====== PROVIDED DATA ======

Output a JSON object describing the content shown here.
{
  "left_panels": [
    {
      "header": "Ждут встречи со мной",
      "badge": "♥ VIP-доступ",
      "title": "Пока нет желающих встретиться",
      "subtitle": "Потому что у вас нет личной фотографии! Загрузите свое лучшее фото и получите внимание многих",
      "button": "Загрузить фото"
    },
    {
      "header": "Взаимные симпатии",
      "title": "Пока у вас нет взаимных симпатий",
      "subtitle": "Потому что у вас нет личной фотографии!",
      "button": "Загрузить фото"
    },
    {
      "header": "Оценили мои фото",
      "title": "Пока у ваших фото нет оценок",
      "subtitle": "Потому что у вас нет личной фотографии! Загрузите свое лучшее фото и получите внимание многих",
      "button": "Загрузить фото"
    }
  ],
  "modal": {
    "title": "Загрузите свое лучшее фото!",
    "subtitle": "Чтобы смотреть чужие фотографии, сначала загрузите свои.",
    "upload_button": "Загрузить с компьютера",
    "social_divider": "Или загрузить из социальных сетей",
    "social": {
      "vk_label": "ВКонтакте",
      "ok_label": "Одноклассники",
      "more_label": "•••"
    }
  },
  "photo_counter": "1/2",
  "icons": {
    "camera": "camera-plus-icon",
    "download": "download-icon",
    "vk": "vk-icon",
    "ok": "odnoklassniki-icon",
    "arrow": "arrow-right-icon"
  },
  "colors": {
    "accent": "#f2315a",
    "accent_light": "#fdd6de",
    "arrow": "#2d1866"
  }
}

======

• GOAL:
From the records above, work out how many lines contain the string "arrow". Give only the number.

• SOLUTION:
2